[BEGIN]

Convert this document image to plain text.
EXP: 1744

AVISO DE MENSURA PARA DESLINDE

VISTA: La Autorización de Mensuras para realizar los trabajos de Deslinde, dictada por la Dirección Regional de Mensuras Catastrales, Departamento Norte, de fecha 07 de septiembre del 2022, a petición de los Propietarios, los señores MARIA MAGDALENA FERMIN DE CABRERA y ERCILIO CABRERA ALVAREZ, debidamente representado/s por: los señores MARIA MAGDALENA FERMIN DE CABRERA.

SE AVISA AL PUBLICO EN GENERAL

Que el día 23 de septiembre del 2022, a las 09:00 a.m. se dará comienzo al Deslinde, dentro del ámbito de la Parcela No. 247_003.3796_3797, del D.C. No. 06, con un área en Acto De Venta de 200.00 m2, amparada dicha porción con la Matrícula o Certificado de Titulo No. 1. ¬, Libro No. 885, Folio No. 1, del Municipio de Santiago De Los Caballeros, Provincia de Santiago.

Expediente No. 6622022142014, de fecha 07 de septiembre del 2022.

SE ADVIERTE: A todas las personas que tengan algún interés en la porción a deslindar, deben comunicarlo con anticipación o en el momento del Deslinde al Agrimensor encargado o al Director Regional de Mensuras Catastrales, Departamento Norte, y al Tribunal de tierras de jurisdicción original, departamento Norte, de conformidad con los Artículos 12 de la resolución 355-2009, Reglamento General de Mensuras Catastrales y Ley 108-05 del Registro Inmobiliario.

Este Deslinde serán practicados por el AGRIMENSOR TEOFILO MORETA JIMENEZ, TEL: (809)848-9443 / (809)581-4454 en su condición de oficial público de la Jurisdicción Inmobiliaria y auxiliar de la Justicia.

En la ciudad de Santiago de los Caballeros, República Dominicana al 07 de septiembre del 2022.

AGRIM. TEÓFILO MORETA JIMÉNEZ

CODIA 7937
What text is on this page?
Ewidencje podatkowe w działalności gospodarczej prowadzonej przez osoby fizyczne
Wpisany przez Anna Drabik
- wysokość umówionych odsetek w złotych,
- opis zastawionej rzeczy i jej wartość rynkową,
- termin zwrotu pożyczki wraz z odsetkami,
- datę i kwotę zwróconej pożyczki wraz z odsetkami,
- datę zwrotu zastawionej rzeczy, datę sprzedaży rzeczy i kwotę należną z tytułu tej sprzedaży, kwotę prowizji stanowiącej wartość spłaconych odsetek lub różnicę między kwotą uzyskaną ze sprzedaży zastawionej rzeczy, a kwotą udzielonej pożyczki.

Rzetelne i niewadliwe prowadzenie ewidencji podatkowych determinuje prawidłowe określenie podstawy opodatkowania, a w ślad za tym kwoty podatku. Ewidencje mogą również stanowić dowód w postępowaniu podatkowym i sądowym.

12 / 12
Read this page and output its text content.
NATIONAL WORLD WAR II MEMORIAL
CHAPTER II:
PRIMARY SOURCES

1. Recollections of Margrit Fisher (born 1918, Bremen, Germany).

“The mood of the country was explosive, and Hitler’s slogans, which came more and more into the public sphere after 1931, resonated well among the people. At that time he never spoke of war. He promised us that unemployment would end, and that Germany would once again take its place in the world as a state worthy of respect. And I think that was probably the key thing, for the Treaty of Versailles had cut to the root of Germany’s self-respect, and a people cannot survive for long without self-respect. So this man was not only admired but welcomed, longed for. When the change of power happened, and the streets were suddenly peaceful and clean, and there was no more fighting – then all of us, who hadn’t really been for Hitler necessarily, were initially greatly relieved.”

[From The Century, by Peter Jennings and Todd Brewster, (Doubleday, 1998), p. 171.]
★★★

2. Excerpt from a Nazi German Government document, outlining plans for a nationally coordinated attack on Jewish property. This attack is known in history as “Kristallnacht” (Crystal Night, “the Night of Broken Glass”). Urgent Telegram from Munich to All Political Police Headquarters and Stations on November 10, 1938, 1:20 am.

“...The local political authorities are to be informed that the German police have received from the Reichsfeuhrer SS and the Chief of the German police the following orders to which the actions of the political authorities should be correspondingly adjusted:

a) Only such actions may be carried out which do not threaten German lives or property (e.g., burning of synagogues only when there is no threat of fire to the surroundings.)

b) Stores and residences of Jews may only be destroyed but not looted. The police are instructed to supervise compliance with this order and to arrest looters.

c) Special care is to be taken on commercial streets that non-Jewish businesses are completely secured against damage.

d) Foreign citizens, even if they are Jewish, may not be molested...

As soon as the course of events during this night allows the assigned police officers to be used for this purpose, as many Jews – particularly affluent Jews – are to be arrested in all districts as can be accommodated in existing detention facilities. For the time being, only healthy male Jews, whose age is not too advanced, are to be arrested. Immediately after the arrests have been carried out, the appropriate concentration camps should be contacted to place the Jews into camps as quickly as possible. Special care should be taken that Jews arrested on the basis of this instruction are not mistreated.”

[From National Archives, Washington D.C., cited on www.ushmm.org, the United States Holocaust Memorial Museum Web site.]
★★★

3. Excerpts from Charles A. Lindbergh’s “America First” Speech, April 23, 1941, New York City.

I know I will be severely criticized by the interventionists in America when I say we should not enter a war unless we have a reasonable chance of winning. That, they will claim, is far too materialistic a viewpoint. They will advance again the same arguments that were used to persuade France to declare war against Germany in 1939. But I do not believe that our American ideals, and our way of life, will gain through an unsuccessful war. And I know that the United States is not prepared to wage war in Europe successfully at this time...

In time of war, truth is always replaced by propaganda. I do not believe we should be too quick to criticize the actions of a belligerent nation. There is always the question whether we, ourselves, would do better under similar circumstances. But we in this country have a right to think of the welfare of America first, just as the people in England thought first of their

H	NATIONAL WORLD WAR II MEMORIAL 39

[END]

Goal of the exercise. Each line in the listing above that contains "kwotę" should be copied.

The output.
- datę i kwotę zwróconej pożyczki wraz z odsetkami,
- datę zwrotu zastawionej rzeczy, datę sprzedaży rzeczy i kwotę należną z tytułu tej sprzedaży, kwotę prowizji stanowiącej wartość spłaconych odsetek lub różnicę między kwotą uzyskaną ze sprzedaży zastawionej rzeczy, a kwotą udzielonej pożyczki.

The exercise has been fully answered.